WORK TO BE COMPLETED => Where does the word "Bacteria" appear in the data? Copy every line that holds it.

Figure dataset records
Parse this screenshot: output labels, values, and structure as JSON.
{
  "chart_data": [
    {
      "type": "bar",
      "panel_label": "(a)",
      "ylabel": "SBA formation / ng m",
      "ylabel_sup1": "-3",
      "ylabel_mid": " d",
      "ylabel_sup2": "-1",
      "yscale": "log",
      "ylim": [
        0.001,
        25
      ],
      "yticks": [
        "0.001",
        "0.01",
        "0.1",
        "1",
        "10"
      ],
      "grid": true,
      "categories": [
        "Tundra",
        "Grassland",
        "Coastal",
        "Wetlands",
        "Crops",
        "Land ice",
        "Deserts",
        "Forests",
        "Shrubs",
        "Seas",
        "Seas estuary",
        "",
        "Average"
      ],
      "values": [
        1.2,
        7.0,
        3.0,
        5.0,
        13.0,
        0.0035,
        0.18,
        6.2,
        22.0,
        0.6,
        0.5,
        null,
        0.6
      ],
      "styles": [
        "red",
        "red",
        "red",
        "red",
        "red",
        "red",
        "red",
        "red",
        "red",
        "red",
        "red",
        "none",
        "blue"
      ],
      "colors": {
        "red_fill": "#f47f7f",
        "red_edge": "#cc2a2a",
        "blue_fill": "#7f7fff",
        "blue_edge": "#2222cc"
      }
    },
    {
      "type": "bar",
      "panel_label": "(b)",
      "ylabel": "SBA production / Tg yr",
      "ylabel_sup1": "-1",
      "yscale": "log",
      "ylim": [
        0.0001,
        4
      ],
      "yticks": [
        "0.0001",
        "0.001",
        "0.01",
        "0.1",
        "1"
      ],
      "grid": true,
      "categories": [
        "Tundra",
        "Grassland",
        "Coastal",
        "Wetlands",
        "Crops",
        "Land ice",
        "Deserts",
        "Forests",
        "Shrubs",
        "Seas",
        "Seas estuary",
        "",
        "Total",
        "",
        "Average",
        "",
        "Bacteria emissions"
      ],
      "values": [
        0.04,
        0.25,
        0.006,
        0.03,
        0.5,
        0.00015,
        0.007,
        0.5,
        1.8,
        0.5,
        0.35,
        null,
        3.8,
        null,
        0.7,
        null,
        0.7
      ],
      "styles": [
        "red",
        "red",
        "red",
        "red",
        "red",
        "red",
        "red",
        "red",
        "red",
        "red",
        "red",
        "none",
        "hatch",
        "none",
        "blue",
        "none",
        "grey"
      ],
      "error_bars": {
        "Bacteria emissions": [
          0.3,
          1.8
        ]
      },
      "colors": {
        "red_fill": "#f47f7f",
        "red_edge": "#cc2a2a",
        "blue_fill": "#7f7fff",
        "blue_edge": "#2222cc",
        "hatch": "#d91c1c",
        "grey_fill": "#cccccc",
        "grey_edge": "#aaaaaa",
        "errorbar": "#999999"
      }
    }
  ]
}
==
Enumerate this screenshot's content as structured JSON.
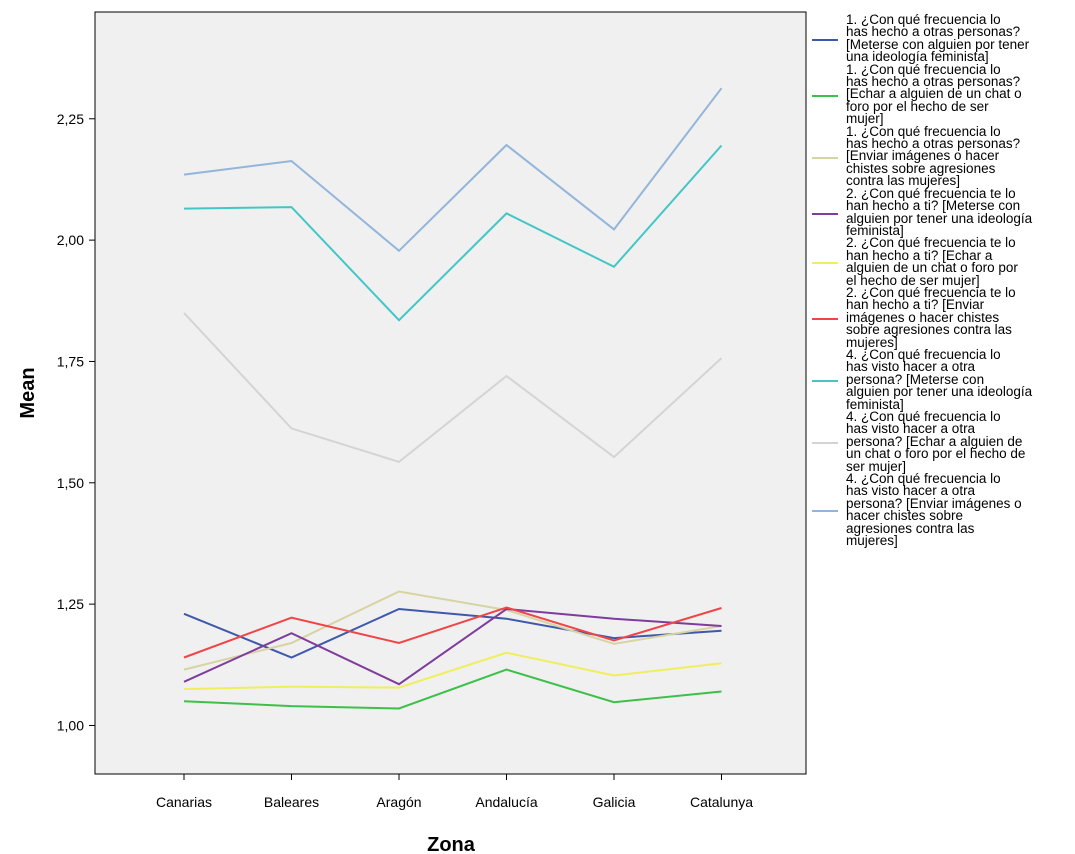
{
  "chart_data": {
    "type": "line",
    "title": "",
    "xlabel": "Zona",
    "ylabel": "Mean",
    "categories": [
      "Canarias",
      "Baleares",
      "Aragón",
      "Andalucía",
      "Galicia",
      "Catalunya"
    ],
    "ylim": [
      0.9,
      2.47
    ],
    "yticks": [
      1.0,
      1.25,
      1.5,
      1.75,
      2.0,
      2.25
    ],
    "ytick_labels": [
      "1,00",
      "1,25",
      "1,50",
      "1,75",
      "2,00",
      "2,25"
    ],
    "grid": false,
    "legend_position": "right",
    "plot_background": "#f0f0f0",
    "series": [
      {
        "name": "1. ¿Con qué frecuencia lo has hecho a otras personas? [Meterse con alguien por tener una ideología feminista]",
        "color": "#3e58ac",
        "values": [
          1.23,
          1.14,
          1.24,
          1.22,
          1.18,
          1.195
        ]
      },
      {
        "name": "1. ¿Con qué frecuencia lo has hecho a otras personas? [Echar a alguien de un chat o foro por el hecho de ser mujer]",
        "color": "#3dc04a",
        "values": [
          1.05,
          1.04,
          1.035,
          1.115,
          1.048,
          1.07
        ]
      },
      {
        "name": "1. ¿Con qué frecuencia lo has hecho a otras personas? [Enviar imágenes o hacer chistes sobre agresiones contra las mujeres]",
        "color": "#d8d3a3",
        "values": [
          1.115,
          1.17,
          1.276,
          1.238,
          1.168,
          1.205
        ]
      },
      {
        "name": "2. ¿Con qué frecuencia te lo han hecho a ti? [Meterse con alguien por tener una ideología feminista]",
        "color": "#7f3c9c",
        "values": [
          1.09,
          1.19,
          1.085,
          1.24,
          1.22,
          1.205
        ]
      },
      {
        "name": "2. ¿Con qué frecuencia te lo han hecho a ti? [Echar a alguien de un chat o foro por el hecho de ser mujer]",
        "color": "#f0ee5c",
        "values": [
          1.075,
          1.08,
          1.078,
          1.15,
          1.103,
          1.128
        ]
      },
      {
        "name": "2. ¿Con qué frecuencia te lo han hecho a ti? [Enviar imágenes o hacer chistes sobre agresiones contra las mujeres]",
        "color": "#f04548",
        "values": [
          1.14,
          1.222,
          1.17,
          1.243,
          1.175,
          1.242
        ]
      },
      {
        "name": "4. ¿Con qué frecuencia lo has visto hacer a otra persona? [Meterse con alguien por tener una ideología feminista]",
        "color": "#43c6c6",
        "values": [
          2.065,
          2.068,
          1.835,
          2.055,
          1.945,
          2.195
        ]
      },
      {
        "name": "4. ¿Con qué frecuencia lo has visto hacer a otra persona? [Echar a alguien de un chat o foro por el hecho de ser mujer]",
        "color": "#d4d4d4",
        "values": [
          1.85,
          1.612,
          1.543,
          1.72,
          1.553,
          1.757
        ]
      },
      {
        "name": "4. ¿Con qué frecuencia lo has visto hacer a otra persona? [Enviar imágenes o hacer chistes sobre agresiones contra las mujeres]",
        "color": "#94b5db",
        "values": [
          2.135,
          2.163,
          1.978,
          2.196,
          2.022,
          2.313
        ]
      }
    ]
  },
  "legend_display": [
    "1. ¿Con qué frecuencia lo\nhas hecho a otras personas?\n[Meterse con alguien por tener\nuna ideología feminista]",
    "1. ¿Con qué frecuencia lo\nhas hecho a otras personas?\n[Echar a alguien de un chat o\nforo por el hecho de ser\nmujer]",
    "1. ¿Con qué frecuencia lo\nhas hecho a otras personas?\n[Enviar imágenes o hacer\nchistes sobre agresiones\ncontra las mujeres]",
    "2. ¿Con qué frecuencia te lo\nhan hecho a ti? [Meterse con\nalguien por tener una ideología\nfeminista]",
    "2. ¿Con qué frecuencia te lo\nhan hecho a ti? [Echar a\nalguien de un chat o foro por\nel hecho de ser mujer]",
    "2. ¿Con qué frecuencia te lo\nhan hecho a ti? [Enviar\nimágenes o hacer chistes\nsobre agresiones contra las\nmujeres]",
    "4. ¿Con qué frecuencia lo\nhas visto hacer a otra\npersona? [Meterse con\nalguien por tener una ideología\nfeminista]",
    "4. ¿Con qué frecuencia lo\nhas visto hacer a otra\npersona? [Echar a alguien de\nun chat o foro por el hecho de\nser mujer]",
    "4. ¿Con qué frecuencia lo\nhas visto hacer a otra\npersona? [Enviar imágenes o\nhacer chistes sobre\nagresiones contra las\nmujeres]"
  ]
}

ANSWER SPACE =>
        "Bacteria emissions"
        "Bacteria emissions": [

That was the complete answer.